ENTRIES SUPPLIED
----------------------------------------

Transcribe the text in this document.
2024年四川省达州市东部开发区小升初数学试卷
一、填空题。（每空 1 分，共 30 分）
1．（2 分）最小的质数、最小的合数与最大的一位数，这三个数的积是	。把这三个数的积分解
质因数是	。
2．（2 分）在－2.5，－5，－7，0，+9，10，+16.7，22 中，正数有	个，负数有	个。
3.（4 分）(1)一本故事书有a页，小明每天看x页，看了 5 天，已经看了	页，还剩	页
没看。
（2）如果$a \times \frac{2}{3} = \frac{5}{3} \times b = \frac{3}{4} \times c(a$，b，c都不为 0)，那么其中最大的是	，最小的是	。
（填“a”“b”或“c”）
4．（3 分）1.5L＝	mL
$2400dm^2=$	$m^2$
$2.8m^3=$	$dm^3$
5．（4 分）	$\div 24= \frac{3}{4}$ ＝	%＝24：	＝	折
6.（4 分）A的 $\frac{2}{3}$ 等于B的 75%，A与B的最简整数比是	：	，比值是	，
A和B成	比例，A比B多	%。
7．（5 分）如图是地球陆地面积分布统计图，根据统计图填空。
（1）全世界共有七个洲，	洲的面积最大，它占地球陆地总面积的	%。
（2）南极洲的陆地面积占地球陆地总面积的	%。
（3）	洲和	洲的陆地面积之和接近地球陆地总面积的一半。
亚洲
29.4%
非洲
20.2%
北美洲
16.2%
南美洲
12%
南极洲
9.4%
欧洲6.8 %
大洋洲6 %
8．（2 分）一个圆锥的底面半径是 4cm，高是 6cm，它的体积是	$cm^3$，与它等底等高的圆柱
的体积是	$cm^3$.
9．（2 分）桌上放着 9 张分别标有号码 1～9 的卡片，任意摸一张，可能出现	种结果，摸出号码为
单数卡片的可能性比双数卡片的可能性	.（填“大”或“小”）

----------------------------------------

PROBLEM DETAILS
Tally the lines holding the string "frac" and give only the count.

SOLUTION FOR THIS TASK
3